[BEGIN Extract to read]
The first pope from the developing world, Francis, an Argentine, used the encyclical - titled "Laudato Si'," or "Praise Be to You" - to highlight the crisis posed by climate change. He placed most of the blame on fossil fuels and human activity while warning of an "unprecedented destruction of ecosystems, with serious consequence for all of us" if swift action is not taken. Developed, industrialized countries were mostly responsible, he said, and were obligated to help poorer nations confront the crisis.

. . . .

"Humanity is faced with a crucial challenge that requires the development of adequate policies, which, moreover, are currently being discussed on the global agenda," Cardinal Peter Turkson said during the morning news conference at the Vatican.


"Certainly, Laudato Si' can and must have an impact on important and urgent decisions to be made in this area."


In the news conference, Cardinal Turkson said that Francis had already noted that humanity had played a role in climate change. He said that there was "heated debate" on the topic and that Francis was not trying to intervene in that.
[END Extract to read]
[BEGIN Dataset extract]
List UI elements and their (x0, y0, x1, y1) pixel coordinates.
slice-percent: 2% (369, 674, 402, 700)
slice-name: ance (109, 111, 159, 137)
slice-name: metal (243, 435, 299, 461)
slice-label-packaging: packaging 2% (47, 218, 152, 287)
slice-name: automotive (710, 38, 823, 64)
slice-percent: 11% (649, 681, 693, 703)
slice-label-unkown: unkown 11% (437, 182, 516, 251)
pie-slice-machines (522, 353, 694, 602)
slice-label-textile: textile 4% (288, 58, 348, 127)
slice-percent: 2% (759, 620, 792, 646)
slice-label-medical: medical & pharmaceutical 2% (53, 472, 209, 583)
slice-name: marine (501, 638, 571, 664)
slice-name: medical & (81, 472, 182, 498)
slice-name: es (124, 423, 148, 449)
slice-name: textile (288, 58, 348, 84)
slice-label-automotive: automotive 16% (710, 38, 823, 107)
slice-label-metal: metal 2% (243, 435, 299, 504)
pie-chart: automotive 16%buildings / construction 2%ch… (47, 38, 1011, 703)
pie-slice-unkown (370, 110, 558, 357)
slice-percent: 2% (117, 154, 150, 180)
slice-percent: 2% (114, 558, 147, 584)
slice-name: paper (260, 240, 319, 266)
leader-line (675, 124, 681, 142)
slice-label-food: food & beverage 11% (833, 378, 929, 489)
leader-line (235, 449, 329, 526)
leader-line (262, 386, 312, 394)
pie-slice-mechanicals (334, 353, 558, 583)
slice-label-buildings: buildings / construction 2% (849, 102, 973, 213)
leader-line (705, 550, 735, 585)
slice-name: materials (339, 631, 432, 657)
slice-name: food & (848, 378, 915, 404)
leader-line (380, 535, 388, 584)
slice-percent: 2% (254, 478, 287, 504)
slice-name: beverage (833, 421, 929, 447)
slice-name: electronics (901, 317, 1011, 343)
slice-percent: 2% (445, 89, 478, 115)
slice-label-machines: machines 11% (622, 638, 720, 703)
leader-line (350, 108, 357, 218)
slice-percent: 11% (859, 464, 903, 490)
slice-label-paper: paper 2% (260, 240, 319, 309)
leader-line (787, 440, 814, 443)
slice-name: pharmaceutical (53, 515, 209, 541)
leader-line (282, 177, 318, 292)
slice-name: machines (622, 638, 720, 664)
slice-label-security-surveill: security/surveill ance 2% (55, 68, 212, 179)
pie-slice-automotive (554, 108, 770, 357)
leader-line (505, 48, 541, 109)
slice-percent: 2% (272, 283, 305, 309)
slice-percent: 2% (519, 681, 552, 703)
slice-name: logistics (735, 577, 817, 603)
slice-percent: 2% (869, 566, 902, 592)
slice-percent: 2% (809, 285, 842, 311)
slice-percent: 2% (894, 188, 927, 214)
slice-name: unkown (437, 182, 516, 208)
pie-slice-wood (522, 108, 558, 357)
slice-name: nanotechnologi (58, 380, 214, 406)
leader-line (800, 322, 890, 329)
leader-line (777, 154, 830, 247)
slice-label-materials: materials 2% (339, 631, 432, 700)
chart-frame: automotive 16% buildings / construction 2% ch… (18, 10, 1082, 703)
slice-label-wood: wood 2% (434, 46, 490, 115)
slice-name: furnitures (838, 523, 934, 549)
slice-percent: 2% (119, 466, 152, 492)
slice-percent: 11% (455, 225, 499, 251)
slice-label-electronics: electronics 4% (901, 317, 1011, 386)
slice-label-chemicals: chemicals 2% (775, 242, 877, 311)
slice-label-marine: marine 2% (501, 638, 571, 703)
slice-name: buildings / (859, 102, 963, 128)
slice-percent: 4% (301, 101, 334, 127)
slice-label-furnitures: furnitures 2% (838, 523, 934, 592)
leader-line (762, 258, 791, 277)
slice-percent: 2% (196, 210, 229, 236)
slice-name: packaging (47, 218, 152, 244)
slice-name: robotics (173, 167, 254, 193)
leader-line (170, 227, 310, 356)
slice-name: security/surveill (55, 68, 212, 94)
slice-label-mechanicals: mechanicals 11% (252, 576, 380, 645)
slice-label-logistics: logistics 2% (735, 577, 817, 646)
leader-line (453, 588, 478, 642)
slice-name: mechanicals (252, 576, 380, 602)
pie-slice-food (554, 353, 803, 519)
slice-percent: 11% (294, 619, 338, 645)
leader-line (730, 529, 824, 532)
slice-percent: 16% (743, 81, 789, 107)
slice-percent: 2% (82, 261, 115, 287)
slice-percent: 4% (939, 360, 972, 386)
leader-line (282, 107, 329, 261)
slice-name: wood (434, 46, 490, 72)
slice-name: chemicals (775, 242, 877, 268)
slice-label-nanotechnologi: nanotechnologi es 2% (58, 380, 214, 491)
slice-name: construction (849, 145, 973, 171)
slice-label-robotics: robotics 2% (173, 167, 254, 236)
[END Dataset extract]
__Task instructions__:
- 1) Copy word for word the part of the news report on the pope's climate encyclical starting at "The first pope" and ending at "at the Vatican.".
- 2) Return each line in the entries that contains the string "construction".

__Task solutions__:
- 1)
The first pope from the developing world, Francis, an Argentine, used the encyclical - titled "Laudato Si'," or "Praise Be to You" - to highlight the crisis posed by climate change. He placed most of the blame on fossil fuels and human activity while warning of an "unprecedented destruction of ecosystems, with serious consequence for all of us" if swift action is not taken. Developed, industrialized countries were mostly responsible, he said, and were obligated to help poorer nations confront the crisis.

. . . .

"Humanity is faced with a crucial challenge that requires the development of adequate policies, which, moreover, are currently being discussed on the global agenda," Cardinal Peter Turkson said during the morning news conference at the Vatican.

- 2)
pie-chart: automotive 16%buildings / construction 2%ch… (47, 38, 1011, 703)
slice-label-buildings: buildings / construction 2% (849, 102, 973, 213)
chart-frame: automotive 16% buildings / construction 2% ch… (18, 10, 1082, 703)
slice-name: construction (849, 145, 973, 171)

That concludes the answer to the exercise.